WHAT TO WORK ON: Each entry needs to be restated exactly as written.

|---|

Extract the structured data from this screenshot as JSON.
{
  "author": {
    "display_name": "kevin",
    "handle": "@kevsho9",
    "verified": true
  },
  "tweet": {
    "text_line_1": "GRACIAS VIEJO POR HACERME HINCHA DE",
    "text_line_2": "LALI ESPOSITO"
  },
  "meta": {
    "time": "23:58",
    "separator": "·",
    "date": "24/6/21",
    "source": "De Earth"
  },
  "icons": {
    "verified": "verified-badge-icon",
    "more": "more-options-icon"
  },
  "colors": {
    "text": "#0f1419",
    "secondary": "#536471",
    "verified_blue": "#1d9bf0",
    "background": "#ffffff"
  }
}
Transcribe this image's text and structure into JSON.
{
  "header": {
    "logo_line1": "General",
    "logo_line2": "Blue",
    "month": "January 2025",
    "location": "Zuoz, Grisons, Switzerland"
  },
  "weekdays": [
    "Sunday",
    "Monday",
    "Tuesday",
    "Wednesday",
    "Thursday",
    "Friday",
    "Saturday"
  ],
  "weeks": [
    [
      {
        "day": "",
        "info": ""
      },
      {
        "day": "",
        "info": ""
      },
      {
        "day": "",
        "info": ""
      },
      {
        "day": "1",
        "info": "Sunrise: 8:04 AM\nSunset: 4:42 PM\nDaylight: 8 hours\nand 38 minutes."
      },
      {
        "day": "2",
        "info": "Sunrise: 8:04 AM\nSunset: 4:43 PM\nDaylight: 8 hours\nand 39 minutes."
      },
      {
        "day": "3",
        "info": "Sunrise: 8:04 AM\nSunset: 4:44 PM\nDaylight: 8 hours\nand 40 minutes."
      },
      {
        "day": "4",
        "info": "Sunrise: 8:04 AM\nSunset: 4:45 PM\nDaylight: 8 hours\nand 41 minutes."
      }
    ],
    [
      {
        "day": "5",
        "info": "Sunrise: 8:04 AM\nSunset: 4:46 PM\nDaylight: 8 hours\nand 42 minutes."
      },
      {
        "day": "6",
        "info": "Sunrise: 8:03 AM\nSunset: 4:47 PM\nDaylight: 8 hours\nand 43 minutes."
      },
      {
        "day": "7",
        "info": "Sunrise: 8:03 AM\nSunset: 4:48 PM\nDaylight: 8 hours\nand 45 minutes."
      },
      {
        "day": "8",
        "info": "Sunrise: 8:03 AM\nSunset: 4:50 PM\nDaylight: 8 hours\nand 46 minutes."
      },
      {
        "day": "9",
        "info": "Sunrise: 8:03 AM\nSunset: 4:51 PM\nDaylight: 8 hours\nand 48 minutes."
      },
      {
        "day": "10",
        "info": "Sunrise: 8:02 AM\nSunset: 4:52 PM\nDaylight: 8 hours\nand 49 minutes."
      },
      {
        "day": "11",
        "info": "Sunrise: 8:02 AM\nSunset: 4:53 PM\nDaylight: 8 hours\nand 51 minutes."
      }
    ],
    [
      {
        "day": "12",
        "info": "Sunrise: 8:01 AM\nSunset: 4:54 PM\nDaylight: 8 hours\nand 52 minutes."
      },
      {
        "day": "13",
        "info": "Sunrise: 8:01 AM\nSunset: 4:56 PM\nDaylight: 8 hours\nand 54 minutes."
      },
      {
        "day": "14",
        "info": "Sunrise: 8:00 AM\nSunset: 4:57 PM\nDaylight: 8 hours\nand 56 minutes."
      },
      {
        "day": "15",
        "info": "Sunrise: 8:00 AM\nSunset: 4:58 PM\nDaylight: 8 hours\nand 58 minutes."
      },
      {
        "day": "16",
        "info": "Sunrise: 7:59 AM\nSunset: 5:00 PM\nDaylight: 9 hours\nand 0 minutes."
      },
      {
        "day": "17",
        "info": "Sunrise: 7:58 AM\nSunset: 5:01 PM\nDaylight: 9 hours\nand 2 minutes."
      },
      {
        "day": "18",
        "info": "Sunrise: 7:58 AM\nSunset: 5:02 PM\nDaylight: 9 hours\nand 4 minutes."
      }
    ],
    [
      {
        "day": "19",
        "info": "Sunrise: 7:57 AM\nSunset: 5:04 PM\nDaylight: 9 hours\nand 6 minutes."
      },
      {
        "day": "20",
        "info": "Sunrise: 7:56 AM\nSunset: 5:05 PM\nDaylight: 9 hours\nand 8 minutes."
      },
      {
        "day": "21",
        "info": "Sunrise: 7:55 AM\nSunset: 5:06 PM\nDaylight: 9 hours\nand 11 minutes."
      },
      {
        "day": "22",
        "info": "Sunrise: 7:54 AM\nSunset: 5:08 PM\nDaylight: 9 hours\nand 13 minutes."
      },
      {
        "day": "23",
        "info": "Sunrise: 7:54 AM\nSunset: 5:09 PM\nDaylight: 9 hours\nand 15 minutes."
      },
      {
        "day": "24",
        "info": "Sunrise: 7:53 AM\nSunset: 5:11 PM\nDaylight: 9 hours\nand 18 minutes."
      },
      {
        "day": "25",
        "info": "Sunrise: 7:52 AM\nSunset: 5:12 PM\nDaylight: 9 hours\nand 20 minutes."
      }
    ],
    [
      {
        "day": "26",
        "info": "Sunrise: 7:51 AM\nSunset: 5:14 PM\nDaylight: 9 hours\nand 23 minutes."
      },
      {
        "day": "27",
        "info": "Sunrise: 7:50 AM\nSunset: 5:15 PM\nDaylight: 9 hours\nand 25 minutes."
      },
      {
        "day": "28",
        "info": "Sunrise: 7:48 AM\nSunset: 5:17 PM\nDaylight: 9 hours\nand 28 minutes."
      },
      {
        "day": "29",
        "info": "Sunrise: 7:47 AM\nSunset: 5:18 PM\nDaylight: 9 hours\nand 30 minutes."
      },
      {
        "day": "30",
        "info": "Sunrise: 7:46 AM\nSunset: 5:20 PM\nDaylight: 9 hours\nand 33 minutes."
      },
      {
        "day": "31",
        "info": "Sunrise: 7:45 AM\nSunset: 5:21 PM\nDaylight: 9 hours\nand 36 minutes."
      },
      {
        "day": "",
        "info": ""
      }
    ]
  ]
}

|---|

EXERCISE RESPONSE:
Extract the structured data from this screenshot as JSON.
{
  "author": {
    "display_name": "kevin",
    "handle": "@kevsho9",
    "verified": true
  },
  "tweet": {
    "text_line_1": "GRACIAS VIEJO POR HACERME HINCHA DE",
    "text_line_2": "LALI ESPOSITO"
  },
  "meta": {
    "time": "23:58",
    "separator": "·",
    "date": "24/6/21",
    "source": "De Earth"
  },
  "icons": {
    "verified": "verified-badge-icon",
    "more": "more-options-icon"
  },
  "colors": {
    "text": "#0f1419",
    "secondary": "#536471",
    "verified_blue": "#1d9bf0",
    "background": "#ffffff"
  }
}
Transcribe this image's text and structure into JSON.
{
  "header": {
    "logo_line1": "General",
    "logo_line2": "Blue",
    "month": "January 2025",
    "location": "Zuoz, Grisons, Switzerland"
  },
  "weekdays": [
    "Sunday",
    "Monday",
    "Tuesday",
    "Wednesday",
    "Thursday",
    "Friday",
    "Saturday"
  ],
  "weeks": [
    [
      {
        "day": "",
        "info": ""
      },
      {
        "day": "",
        "info": ""
      },
      {
        "day": "",
        "info": ""
      },
      {
        "day": "1",
        "info": "Sunrise: 8:04 AM\nSunset: 4:42 PM\nDaylight: 8 hours\nand 38 minutes."
      },
      {
        "day": "2",
        "info": "Sunrise: 8:04 AM\nSunset: 4:43 PM\nDaylight: 8 hours\nand 39 minutes."
      },
      {
        "day": "3",
        "info": "Sunrise: 8:04 AM\nSunset: 4:44 PM\nDaylight: 8 hours\nand 40 minutes."
      },
      {
        "day": "4",
        "info": "Sunrise: 8:04 AM\nSunset: 4:45 PM\nDaylight: 8 hours\nand 41 minutes."
      }
    ],
    [
      {
        "day": "5",
        "info": "Sunrise: 8:04 AM\nSunset: 4:46 PM\nDaylight: 8 hours\nand 42 minutes."
      },
      {
        "day": "6",
        "info": "Sunrise: 8:03 AM\nSunset: 4:47 PM\nDaylight: 8 hours\nand 43 minutes."
      },
      {
        "day": "7",
        "info": "Sunrise: 8:03 AM\nSunset: 4:48 PM\nDaylight: 8 hours\nand 45 minutes."
      },
      {
        "day": "8",
        "info": "Sunrise: 8:03 AM\nSunset: 4:50 PM\nDaylight: 8 hours\nand 46 minutes."
      },
      {
        "day": "9",
        "info": "Sunrise: 8:03 AM\nSunset: 4:51 PM\nDaylight: 8 hours\nand 48 minutes."
      },
      {
        "day": "10",
        "info": "Sunrise: 8:02 AM\nSunset: 4:52 PM\nDaylight: 8 hours\nand 49 minutes."
      },
      {
        "day": "11",
        "info": "Sunrise: 8:02 AM\nSunset: 4:53 PM\nDaylight: 8 hours\nand 51 minutes."
      }
    ],
    [
      {
        "day": "12",
        "info": "Sunrise: 8:01 AM\nSunset: 4:54 PM\nDaylight: 8 hours\nand 52 minutes."
      },
      {
        "day": "13",
        "info": "Sunrise: 8:01 AM\nSunset: 4:56 PM\nDaylight: 8 hours\nand 54 minutes."
      },
      {
        "day": "14",
        "info": "Sunrise: 8:00 AM\nSunset: 4:57 PM\nDaylight: 8 hours\nand 56 minutes."
      },
      {
        "day": "15",
        "info": "Sunrise: 8:00 AM\nSunset: 4:58 PM\nDaylight: 8 hours\nand 58 minutes."
      },
      {
        "day": "16",
        "info": "Sunrise: 7:59 AM\nSunset: 5:00 PM\nDaylight: 9 hours\nand 0 minutes."
      },
      {
        "day": "17",
        "info": "Sunrise: 7:58 AM\nSunset: 5:01 PM\nDaylight: 9 hours\nand 2 minutes."
      },
      {
        "day": "18",
        "info": "Sunrise: 7:58 AM\nSunset: 5:02 PM\nDaylight: 9 hours\nand 4 minutes."
      }
    ],
    [
      {
        "day": "19",
        "info": "Sunrise: 7:57 AM\nSunset: 5:04 PM\nDaylight: 9 hours\nand 6 minutes."
      },
      {
        "day": "20",
        "info": "Sunrise: 7:56 AM\nSunset: 5:05 PM\nDaylight: 9 hours\nand 8 minutes."
      },
      {
        "day": "21",
        "info": "Sunrise: 7:55 AM\nSunset: 5:06 PM\nDaylight: 9 hours\nand 11 minutes."
      },
      {
        "day": "22",
        "info": "Sunrise: 7:54 AM\nSunset: 5:08 PM\nDaylight: 9 hours\nand 13 minutes."
      },
      {
        "day": "23",
        "info": "Sunrise: 7:54 AM\nSunset: 5:09 PM\nDaylight: 9 hours\nand 15 minutes."
      },
      {
        "day": "24",
        "info": "Sunrise: 7:53 AM\nSunset: 5:11 PM\nDaylight: 9 hours\nand 18 minutes."
      },
      {
        "day": "25",
        "info": "Sunrise: 7:52 AM\nSunset: 5:12 PM\nDaylight: 9 hours\nand 20 minutes."
      }
    ],
    [
      {
        "day": "26",
        "info": "Sunrise: 7:51 AM\nSunset: 5:14 PM\nDaylight: 9 hours\nand 23 minutes."
      },
      {
        "day": "27",
        "info": "Sunrise: 7:50 AM\nSunset: 5:15 PM\nDaylight: 9 hours\nand 25 minutes."
      },
      {
        "day": "28",
        "info": "Sunrise: 7:48 AM\nSunset: 5:17 PM\nDaylight: 9 hours\nand 28 minutes."
      },
      {
        "day": "29",
        "info": "Sunrise: 7:47 AM\nSunset: 5:18 PM\nDaylight: 9 hours\nand 30 minutes."
      },
      {
        "day": "30",
        "info": "Sunrise: 7:46 AM\nSunset: 5:20 PM\nDaylight: 9 hours\nand 33 minutes."
      },
      {
        "day": "31",
        "info": "Sunrise: 7:45 AM\nSunset: 5:21 PM\nDaylight: 9 hours\nand 36 minutes."
      },
      {
        "day": "",
        "info": ""
      }
    ]
  ]
}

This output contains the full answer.